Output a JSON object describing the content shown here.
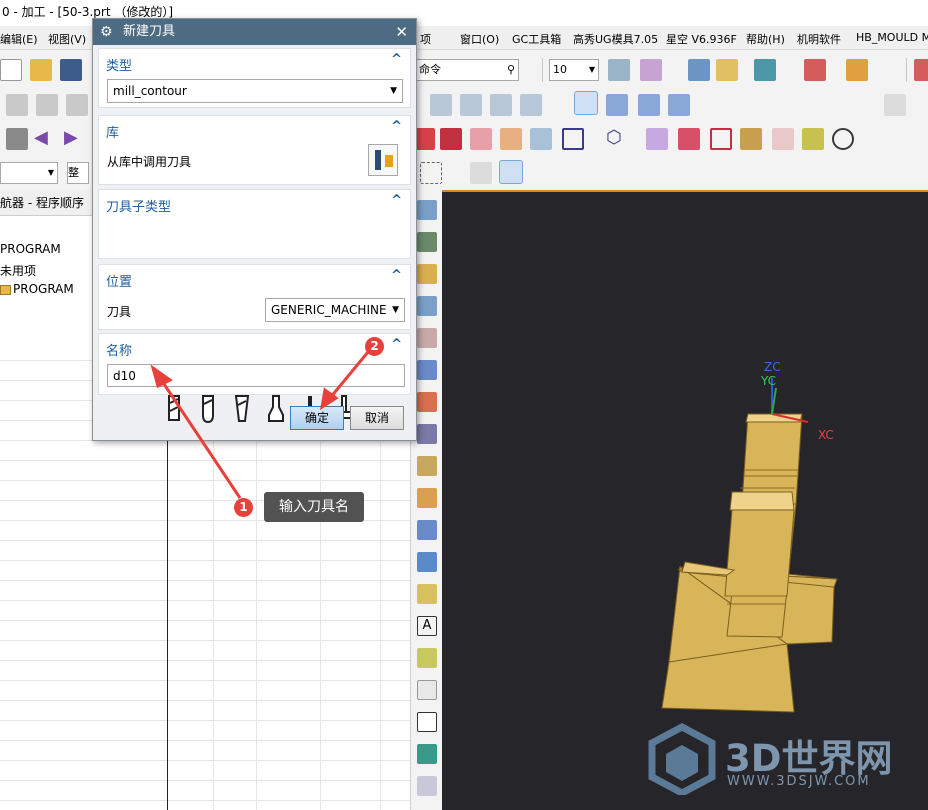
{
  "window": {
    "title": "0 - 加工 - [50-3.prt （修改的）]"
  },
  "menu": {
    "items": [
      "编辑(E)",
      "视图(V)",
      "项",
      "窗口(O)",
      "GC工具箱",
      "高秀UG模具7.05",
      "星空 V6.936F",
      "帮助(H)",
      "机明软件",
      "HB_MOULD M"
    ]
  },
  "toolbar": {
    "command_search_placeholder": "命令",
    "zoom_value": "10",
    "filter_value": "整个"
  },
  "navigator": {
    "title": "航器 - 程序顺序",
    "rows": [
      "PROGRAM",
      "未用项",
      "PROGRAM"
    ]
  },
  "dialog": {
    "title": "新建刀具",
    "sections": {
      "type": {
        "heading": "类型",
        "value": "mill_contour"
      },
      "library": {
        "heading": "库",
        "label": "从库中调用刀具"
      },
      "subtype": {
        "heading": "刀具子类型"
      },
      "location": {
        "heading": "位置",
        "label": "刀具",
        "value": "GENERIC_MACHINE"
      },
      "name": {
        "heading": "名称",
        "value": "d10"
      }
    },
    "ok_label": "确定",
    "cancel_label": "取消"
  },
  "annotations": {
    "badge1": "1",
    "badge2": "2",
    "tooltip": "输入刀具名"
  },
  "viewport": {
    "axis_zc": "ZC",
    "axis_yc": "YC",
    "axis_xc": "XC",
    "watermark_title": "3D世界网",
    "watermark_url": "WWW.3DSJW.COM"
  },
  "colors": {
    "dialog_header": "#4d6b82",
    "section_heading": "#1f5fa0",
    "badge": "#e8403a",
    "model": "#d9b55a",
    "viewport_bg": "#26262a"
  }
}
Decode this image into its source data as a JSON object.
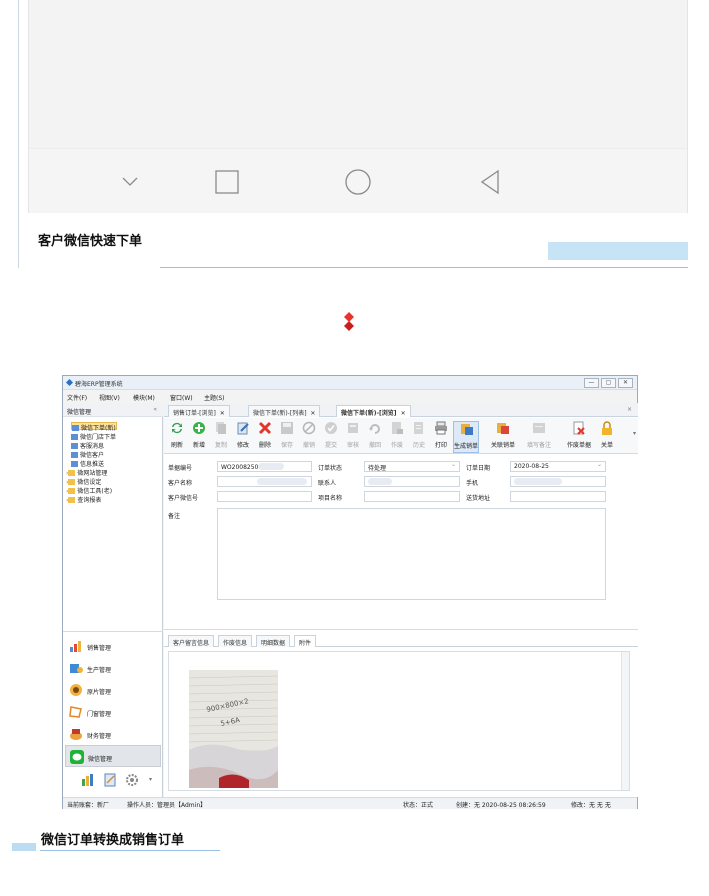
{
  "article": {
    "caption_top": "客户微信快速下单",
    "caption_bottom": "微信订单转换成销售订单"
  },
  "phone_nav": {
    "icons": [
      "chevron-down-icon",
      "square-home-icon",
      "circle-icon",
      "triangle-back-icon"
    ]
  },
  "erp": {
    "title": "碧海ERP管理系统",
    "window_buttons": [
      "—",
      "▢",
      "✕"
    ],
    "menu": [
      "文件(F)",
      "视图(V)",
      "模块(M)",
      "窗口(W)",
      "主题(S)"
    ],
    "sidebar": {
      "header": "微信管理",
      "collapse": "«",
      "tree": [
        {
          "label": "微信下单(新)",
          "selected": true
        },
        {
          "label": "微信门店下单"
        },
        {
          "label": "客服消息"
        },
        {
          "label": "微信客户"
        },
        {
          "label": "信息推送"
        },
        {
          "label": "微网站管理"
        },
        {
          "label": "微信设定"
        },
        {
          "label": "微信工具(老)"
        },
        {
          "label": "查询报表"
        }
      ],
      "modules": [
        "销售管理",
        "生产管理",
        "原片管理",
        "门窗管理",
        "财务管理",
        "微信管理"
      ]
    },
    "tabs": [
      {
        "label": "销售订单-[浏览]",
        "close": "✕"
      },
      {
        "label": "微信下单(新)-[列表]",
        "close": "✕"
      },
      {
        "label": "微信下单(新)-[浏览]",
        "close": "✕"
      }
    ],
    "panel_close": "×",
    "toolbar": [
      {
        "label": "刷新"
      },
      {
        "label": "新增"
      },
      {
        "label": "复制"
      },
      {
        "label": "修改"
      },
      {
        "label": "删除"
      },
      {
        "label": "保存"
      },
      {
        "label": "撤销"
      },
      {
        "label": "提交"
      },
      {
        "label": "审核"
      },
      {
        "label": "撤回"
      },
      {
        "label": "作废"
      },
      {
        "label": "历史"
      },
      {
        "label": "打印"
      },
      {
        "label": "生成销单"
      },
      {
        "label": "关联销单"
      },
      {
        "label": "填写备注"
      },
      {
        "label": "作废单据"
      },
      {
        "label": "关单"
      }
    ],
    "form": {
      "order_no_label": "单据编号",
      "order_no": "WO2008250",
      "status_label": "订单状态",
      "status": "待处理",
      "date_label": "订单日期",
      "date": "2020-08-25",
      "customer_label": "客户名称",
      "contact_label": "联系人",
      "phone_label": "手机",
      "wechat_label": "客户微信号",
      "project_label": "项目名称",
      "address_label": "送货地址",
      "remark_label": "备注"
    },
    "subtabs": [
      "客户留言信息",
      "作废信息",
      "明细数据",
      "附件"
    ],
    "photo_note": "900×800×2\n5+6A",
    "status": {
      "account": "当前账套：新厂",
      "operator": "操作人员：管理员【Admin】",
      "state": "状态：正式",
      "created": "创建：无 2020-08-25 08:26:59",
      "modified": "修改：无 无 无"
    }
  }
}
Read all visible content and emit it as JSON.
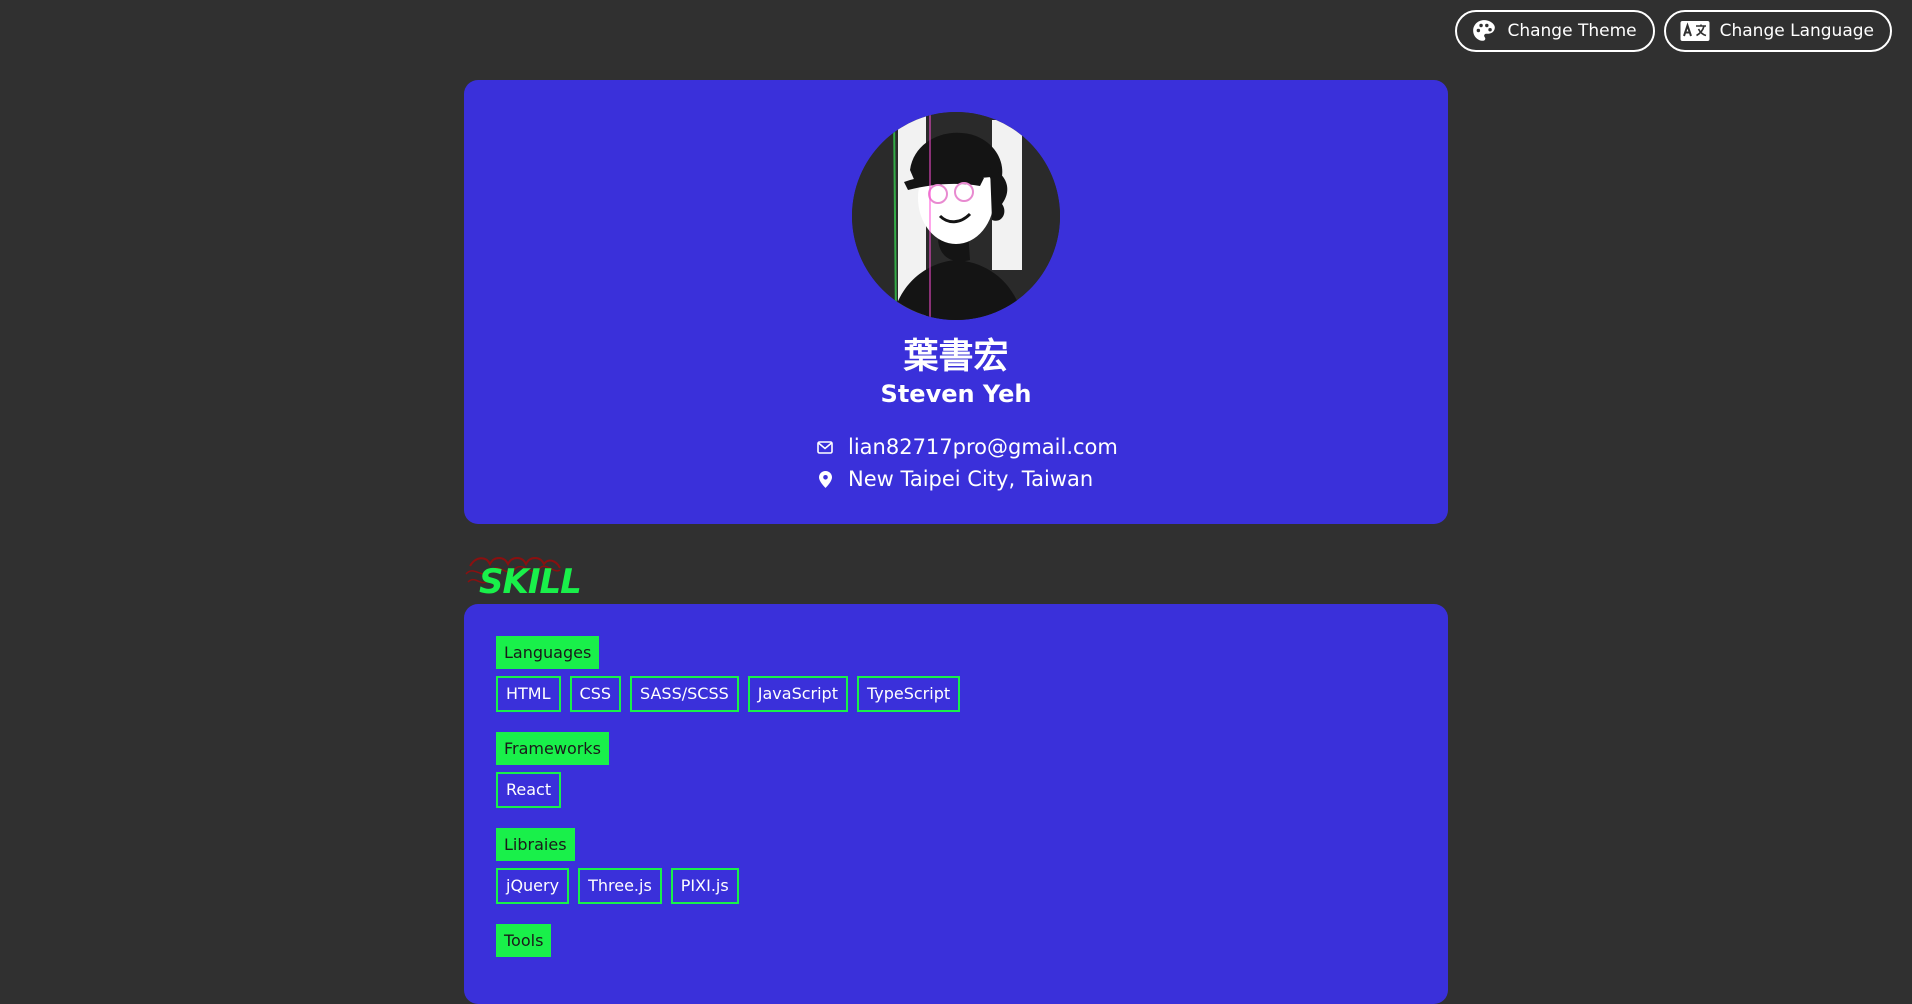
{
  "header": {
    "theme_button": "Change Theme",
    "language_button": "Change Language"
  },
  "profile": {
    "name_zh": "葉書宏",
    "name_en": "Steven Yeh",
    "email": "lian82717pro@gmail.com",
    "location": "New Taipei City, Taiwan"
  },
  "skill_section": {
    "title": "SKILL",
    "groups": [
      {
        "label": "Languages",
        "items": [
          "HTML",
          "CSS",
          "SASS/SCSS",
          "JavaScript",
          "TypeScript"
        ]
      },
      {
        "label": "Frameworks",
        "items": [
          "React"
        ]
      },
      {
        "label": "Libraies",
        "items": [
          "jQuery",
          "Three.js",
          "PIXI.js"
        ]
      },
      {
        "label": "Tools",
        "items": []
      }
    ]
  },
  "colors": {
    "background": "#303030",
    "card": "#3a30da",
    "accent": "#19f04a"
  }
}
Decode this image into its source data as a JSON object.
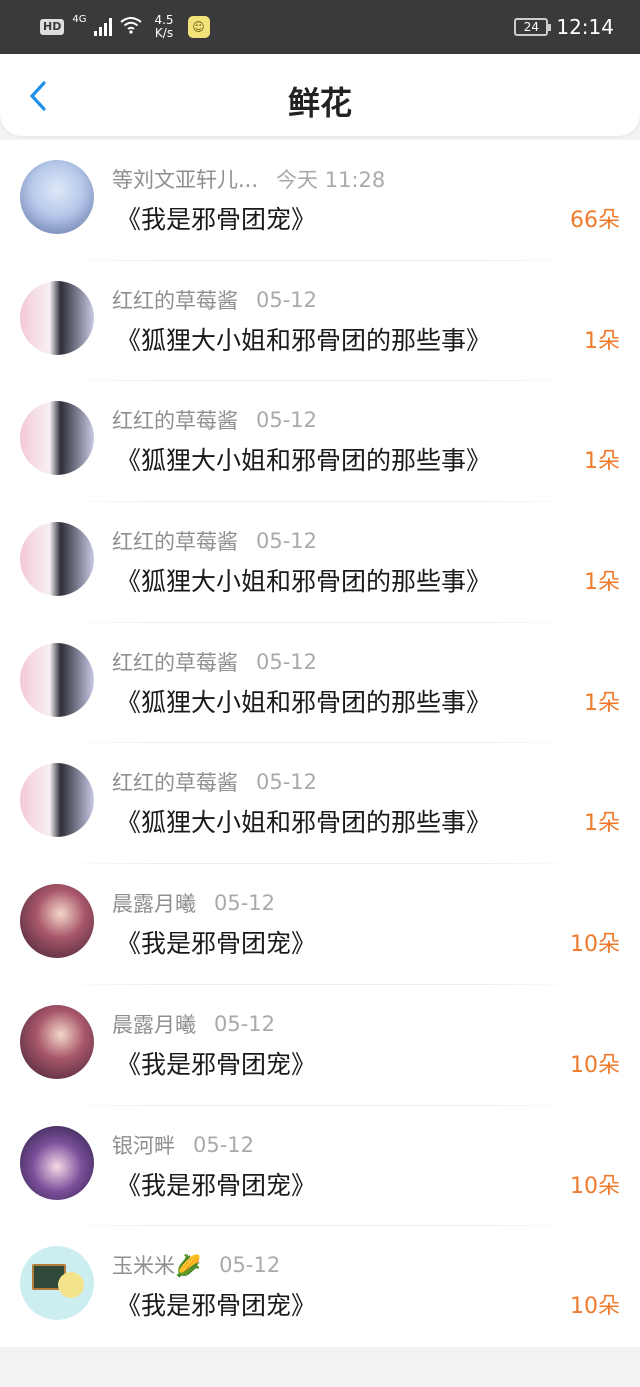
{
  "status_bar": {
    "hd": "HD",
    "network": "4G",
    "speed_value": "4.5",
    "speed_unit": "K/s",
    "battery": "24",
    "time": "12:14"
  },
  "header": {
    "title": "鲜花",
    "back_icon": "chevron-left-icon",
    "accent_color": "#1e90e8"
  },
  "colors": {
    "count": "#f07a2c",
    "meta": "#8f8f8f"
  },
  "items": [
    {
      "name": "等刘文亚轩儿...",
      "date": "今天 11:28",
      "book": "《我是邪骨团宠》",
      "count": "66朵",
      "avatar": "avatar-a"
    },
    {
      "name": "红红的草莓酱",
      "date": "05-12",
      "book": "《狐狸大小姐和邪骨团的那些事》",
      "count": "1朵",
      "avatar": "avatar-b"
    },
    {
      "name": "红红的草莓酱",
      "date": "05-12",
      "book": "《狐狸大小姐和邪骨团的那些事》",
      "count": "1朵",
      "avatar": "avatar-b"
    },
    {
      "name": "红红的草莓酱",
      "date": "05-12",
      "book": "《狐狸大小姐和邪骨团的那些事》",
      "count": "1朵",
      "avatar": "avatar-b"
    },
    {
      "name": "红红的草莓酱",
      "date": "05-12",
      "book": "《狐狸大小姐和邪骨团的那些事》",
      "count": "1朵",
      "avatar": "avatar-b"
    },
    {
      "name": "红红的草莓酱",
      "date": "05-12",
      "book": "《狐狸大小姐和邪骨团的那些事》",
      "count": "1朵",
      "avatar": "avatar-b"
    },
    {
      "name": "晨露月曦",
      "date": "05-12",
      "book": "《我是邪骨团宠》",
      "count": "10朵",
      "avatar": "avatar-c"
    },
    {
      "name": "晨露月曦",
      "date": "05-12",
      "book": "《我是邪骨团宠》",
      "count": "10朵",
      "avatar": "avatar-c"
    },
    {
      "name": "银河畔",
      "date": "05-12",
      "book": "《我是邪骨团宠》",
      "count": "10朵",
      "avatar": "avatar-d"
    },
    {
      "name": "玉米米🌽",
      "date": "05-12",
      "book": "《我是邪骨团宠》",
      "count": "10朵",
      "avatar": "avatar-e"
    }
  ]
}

● WHAT IS EXPECTED: Transcribe the records verbatim and omit the images.

● RESPONSE TO THE EXERCISE:
Output a JSON object describing the content shown here.
{
  "window": {
    "title": "0 - 加工 - [50-3.prt （修改的）]"
  },
  "menu": {
    "items": [
      "编辑(E)",
      "视图(V)",
      "项",
      "窗口(O)",
      "GC工具箱",
      "高秀UG模具7.05",
      "星空 V6.936F",
      "帮助(H)",
      "机明软件",
      "HB_MOULD M"
    ]
  },
  "toolbar": {
    "command_search_placeholder": "命令",
    "zoom_value": "10",
    "filter_value": "整个"
  },
  "navigator": {
    "title": "航器 - 程序顺序",
    "rows": [
      "PROGRAM",
      "未用项",
      "PROGRAM"
    ]
  },
  "dialog": {
    "title": "新建刀具",
    "sections": {
      "type": {
        "heading": "类型",
        "value": "mill_contour"
      },
      "library": {
        "heading": "库",
        "label": "从库中调用刀具"
      },
      "subtype": {
        "heading": "刀具子类型"
      },
      "location": {
        "heading": "位置",
        "label": "刀具",
        "value": "GENERIC_MACHINE"
      },
      "name": {
        "heading": "名称",
        "value": "d10"
      }
    },
    "ok_label": "确定",
    "cancel_label": "取消"
  },
  "annotations": {
    "badge1": "1",
    "badge2": "2",
    "tooltip": "输入刀具名"
  },
  "viewport": {
    "axis_zc": "ZC",
    "axis_yc": "YC",
    "axis_xc": "XC",
    "watermark_title": "3D世界网",
    "watermark_url": "WWW.3DSJW.COM"
  },
  "colors": {
    "dialog_header": "#4d6b82",
    "section_heading": "#1f5fa0",
    "badge": "#e8403a",
    "model": "#d9b55a",
    "viewport_bg": "#26262a"
  }
}
Decode this image into its source data as a JSON object.
{
  "article": {
    "caption_top": "客户微信快速下单",
    "caption_bottom": "微信订单转换成销售订单"
  },
  "phone_nav": {
    "icons": [
      "chevron-down-icon",
      "square-home-icon",
      "circle-icon",
      "triangle-back-icon"
    ]
  },
  "erp": {
    "title": "碧海ERP管理系统",
    "window_buttons": [
      "—",
      "▢",
      "✕"
    ],
    "menu": [
      "文件(F)",
      "视图(V)",
      "模块(M)",
      "窗口(W)",
      "主题(S)"
    ],
    "sidebar": {
      "header": "微信管理",
      "collapse": "«",
      "tree": [
        {
          "label": "微信下单(新)",
          "selected": true
        },
        {
          "label": "微信门店下单"
        },
        {
          "label": "客服消息"
        },
        {
          "label": "微信客户"
        },
        {
          "label": "信息推送"
        },
        {
          "label": "微网站管理"
        },
        {
          "label": "微信设定"
        },
        {
          "label": "微信工具(老)"
        },
        {
          "label": "查询报表"
        }
      ],
      "modules": [
        "销售管理",
        "生产管理",
        "原片管理",
        "门窗管理",
        "财务管理",
        "微信管理"
      ]
    },
    "tabs": [
      {
        "label": "销售订单-[浏览]",
        "close": "✕"
      },
      {
        "label": "微信下单(新)-[列表]",
        "close": "✕"
      },
      {
        "label": "微信下单(新)-[浏览]",
        "close": "✕"
      }
    ],
    "panel_close": "×",
    "toolbar": [
      {
        "label": "刷新"
      },
      {
        "label": "新增"
      },
      {
        "label": "复制"
      },
      {
        "label": "修改"
      },
      {
        "label": "删除"
      },
      {
        "label": "保存"
      },
      {
        "label": "撤销"
      },
      {
        "label": "提交"
      },
      {
        "label": "审核"
      },
      {
        "label": "撤回"
      },
      {
        "label": "作废"
      },
      {
        "label": "历史"
      },
      {
        "label": "打印"
      },
      {
        "label": "生成销单"
      },
      {
        "label": "关联销单"
      },
      {
        "label": "填写备注"
      },
      {
        "label": "作废单据"
      },
      {
        "label": "关单"
      }
    ],
    "form": {
      "order_no_label": "单据编号",
      "order_no": "WO2008250",
      "status_label": "订单状态",
      "status": "待处理",
      "date_label": "订单日期",
      "date": "2020-08-25",
      "customer_label": "客户名称",
      "contact_label": "联系人",
      "phone_label": "手机",
      "wechat_label": "客户微信号",
      "project_label": "项目名称",
      "address_label": "送货地址",
      "remark_label": "备注"
    },
    "subtabs": [
      "客户留言信息",
      "作废信息",
      "明细数据",
      "附件"
    ],
    "photo_note": "900×800×2\n5+6A",
    "status": {
      "account": "当前账套：新厂",
      "operator": "操作人员：管理员【Admin】",
      "state": "状态：正式",
      "created": "创建：无 2020-08-25 08:26:59",
      "modified": "修改：无 无 无"
    }
  }
}
Read all visible content and emit it as JSON.
{
  "header": {
    "theme_button": "Change Theme",
    "language_button": "Change Language"
  },
  "profile": {
    "name_zh": "葉書宏",
    "name_en": "Steven Yeh",
    "email": "lian82717pro@gmail.com",
    "location": "New Taipei City, Taiwan"
  },
  "skill_section": {
    "title": "SKILL",
    "groups": [
      {
        "label": "Languages",
        "items": [
          "HTML",
          "CSS",
          "SASS/SCSS",
          "JavaScript",
          "TypeScript"
        ]
      },
      {
        "label": "Frameworks",
        "items": [
          "React"
        ]
      },
      {
        "label": "Libraies",
        "items": [
          "jQuery",
          "Three.js",
          "PIXI.js"
        ]
      },
      {
        "label": "Tools",
        "items": []
      }
    ]
  },
  "colors": {
    "background": "#303030",
    "card": "#3a30da",
    "accent": "#19f04a"
  }
}
Decode this image into its source data as a JSON object.
{
  "status_bar": {
    "hd": "HD",
    "network": "4G",
    "speed_value": "4.5",
    "speed_unit": "K/s",
    "battery": "24",
    "time": "12:14"
  },
  "header": {
    "title": "鲜花",
    "back_icon": "chevron-left-icon",
    "accent_color": "#1e90e8"
  },
  "colors": {
    "count": "#f07a2c",
    "meta": "#8f8f8f"
  },
  "items": [
    {
      "name": "等刘文亚轩儿...",
      "date": "今天 11:28",
      "book": "《我是邪骨团宠》",
      "count": "66朵",
      "avatar": "avatar-a"
    },
    {
      "name": "红红的草莓酱",
      "date": "05-12",
      "book": "《狐狸大小姐和邪骨团的那些事》",
      "count": "1朵",
      "avatar": "avatar-b"
    },
    {
      "name": "红红的草莓酱",
      "date": "05-12",
      "book": "《狐狸大小姐和邪骨团的那些事》",
      "count": "1朵",
      "avatar": "avatar-b"
    },
    {
      "name": "红红的草莓酱",
      "date": "05-12",
      "book": "《狐狸大小姐和邪骨团的那些事》",
      "count": "1朵",
      "avatar": "avatar-b"
    },
    {
      "name": "红红的草莓酱",
      "date": "05-12",
      "book": "《狐狸大小姐和邪骨团的那些事》",
      "count": "1朵",
      "avatar": "avatar-b"
    },
    {
      "name": "红红的草莓酱",
      "date": "05-12",
      "book": "《狐狸大小姐和邪骨团的那些事》",
      "count": "1朵",
      "avatar": "avatar-b"
    },
    {
      "name": "晨露月曦",
      "date": "05-12",
      "book": "《我是邪骨团宠》",
      "count": "10朵",
      "avatar": "avatar-c"
    },
    {
      "name": "晨露月曦",
      "date": "05-12",
      "book": "《我是邪骨团宠》",
      "count": "10朵",
      "avatar": "avatar-c"
    },
    {
      "name": "银河畔",
      "date": "05-12",
      "book": "《我是邪骨团宠》",
      "count": "10朵",
      "avatar": "avatar-d"
    },
    {
      "name": "玉米米🌽",
      "date": "05-12",
      "book": "《我是邪骨团宠》",
      "count": "10朵",
      "avatar": "avatar-e"
    }
  ]
}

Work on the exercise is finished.